### Given instruction
Extract every line that contains the string "海斗一号".

----

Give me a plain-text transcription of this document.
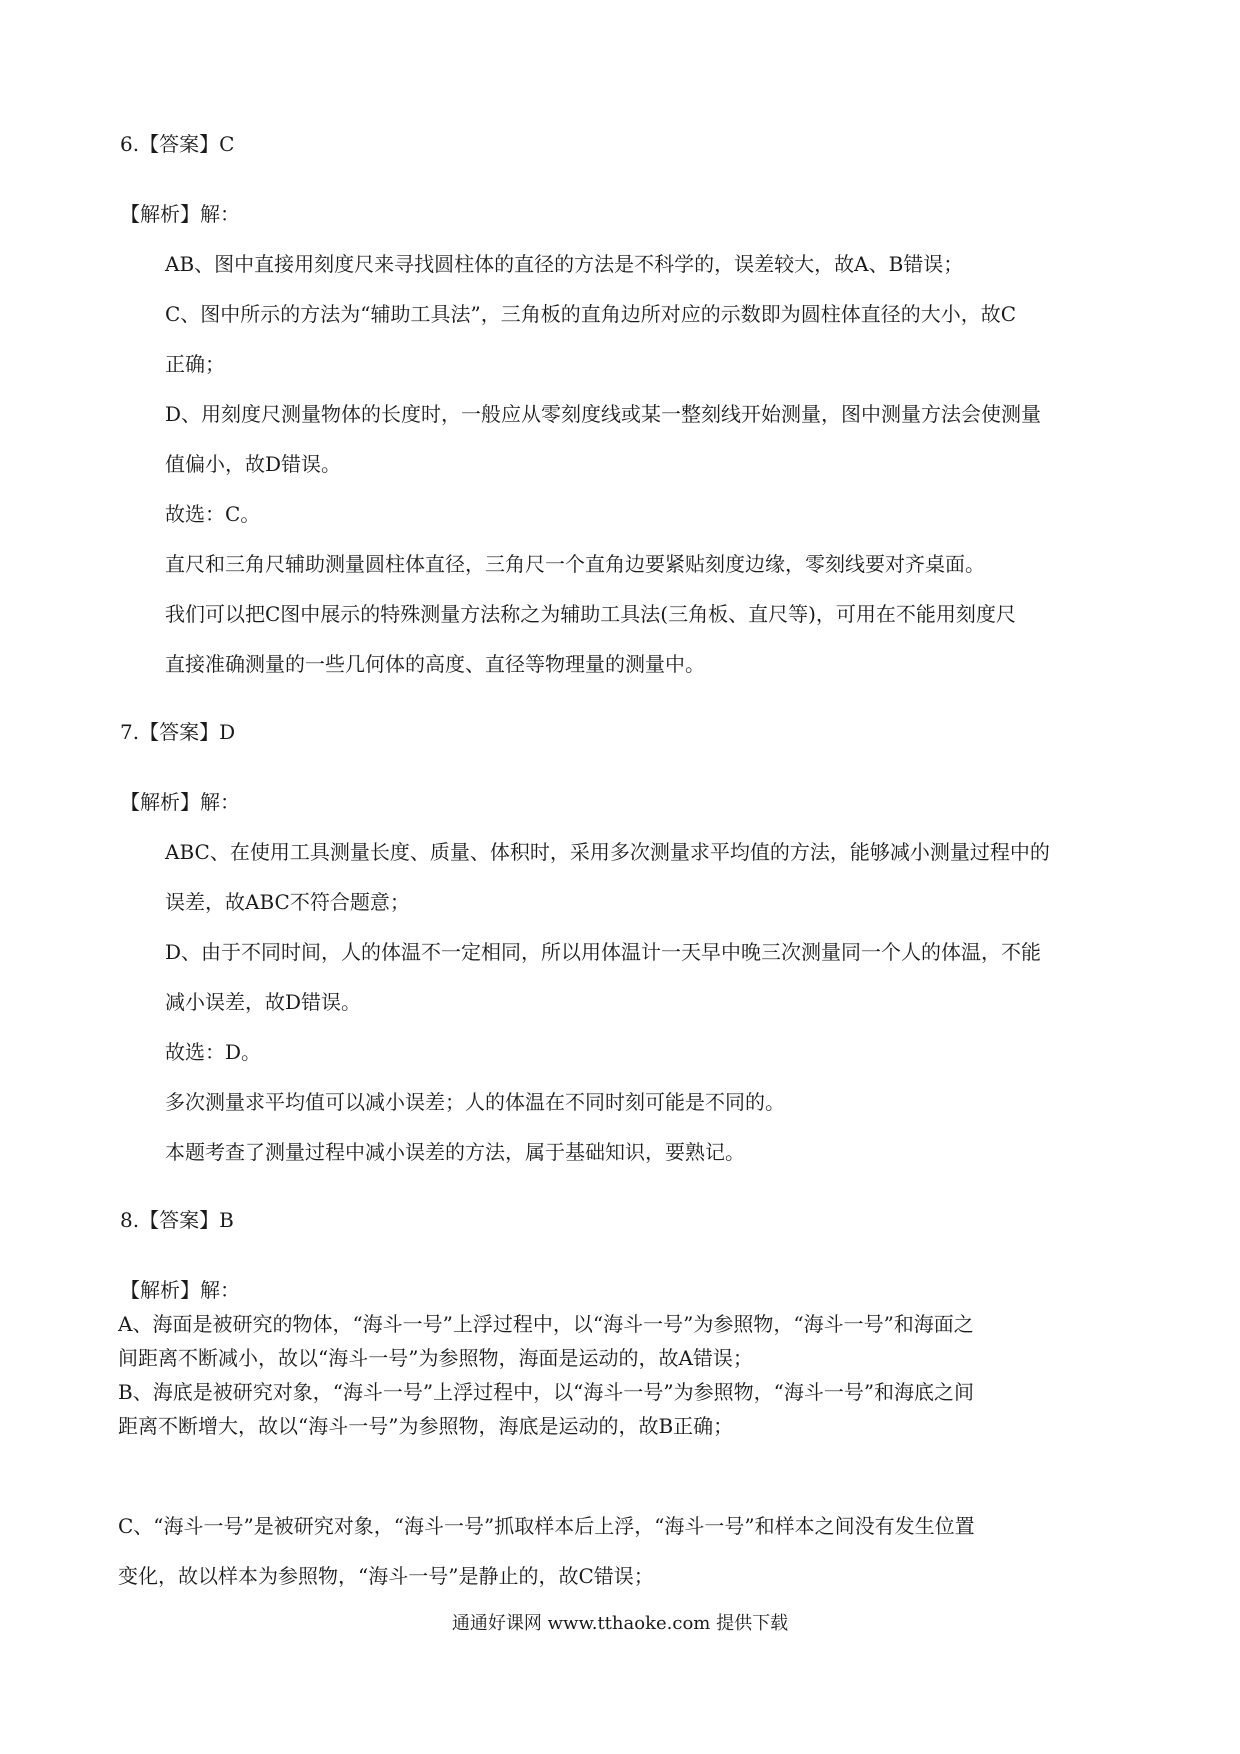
6.【答案】C
【解析】解：
AB、图中直接用刻度尺来寻找圆柱体的直径的方法是不科学的，误差较大，故A、B错误；
C、图中所示的方法为“辅助工具法”，三角板的直角边所对应的示数即为圆柱体直径的大小，故C
正确；
D、用刻度尺测量物体的长度时，一般应从零刻度线或某一整刻线开始测量，图中测量方法会使测量
值偏小，故D错误。
故选：C。
直尺和三角尺辅助测量圆柱体直径，三角尺一个直角边要紧贴刻度边缘，零刻线要对齐桌面。
我们可以把C图中展示的特殊测量方法称之为辅助工具法(三角板、直尺等)，可用在不能用刻度尺
直接准确测量的一些几何体的高度、直径等物理量的测量中。
7.【答案】D
【解析】解：
ABC、在使用工具测量长度、质量、体积时，采用多次测量求平均值的方法，能够减小测量过程中的
误差，故ABC不符合题意；
D、由于不同时间，人的体温不一定相同，所以用体温计一天早中晚三次测量同一个人的体温，不能
减小误差，故D错误。
故选：D。
多次测量求平均值可以减小误差；人的体温在不同时刻可能是不同的。
本题考查了测量过程中减小误差的方法，属于基础知识，要熟记。
8.【答案】B
【解析】解：
A、海面是被研究的物体，“海斗一号”上浮过程中，以“海斗一号”为参照物，“海斗一号”和海面之
间距离不断减小，故以“海斗一号”为参照物，海面是运动的，故A错误；
B、海底是被研究对象，“海斗一号”上浮过程中，以“海斗一号”为参照物，“海斗一号”和海底之间
距离不断增大，故以“海斗一号”为参照物，海底是运动的，故B正确；
C、“海斗一号”是被研究对象，“海斗一号”抓取样本后上浮，“海斗一号”和样本之间没有发生位置
变化，故以样本为参照物，“海斗一号”是静止的，故C错误；
通通好课网 www.tthaoke.com 提供下载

----

### Result of the exercise
A、海面是被研究的物体，“海斗一号”上浮过程中，以“海斗一号”为参照物，“海斗一号”和海面之
间距离不断减小，故以“海斗一号”为参照物，海面是运动的，故A错误；
B、海底是被研究对象，“海斗一号”上浮过程中，以“海斗一号”为参照物，“海斗一号”和海底之间
距离不断增大，故以“海斗一号”为参照物，海底是运动的，故B正确；
C、“海斗一号”是被研究对象，“海斗一号”抓取样本后上浮，“海斗一号”和样本之间没有发生位置
变化，故以样本为参照物，“海斗一号”是静止的，故C错误；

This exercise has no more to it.